• Document text:
####################

Knowing what our target vector looks like is also really helpful. When we test new algorithms we'll want to know if our predictions make any sense. Hitting .describe() on the target vector, in this case the 'y' column, shows us some quick stats about those values.

Another handy tool is a correlation matrix. A correlation matrix can give us more information about the relationship between many columns at a time.This is a correlation matrix for the top 10 most correlated feature vectors with the values in the target vector. We can see that the highest positively correlated vector is X314 with 0.61 as the correlation coefficient. This means that column X314 and column y have a positive linear relationship, meaning we can count on column X314 giving us some information on how values in the "y" column are determined. A negative correlation coefficient would tell us that there is an inverse linear relationship between a feature in the dataframe and the "y" target vector (e.g. an increase in one value means a decrease in the other). Don't be fooled by a 0 correlation coefficient and cast off a feature vector as irrelevant. A 0 correlation coefficient could mean that there might be a non-linear relationship between the two vectors measured. Here's a visual from wikipedia to show what these relationships might look like graphically: Notice that the graphs representing coeff= 0 have plenty of structure to them, just not linear. If you were to manipulate some of these graphs by applying a power, square rooting, or some other operation, to the feature vector by some factor you could then see a linear relationship between the feature vectors and the "y" target vector.

####################

• Data shown:
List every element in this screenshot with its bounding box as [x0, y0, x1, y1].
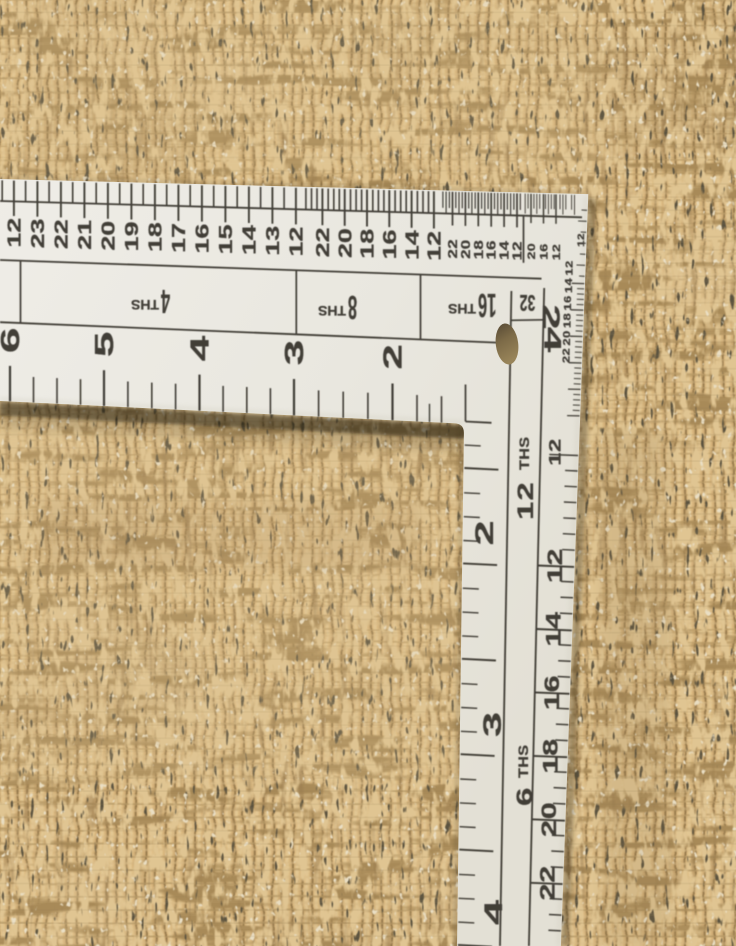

####################

• Stated goal 1:
Please answer these questions from the correlation passage:
(a) Which column serves as the target vector?
(b) Which feature vector has the highest positive correlation, and what is its coefficient?
(c) What might a 0 correlation coefficient mean?
• Stated goal 2: Write out the part of the correlation passage between "Knowing what our" and "about those values.", inclusive, with no changes.

• Complete output 1:
(a) The 'y' column.
(b) X314, with a correlation coefficient of 0.61.
(c) There might be a non-linear relationship between the two vectors measured.

• Complete output 2:
Knowing what our target vector looks like is also really helpful. When we test new algorithms we'll want to know if our predictions make any sense. Hitting .describe() on the target vector, in this case the 'y' column, shows us some quick stats about those values.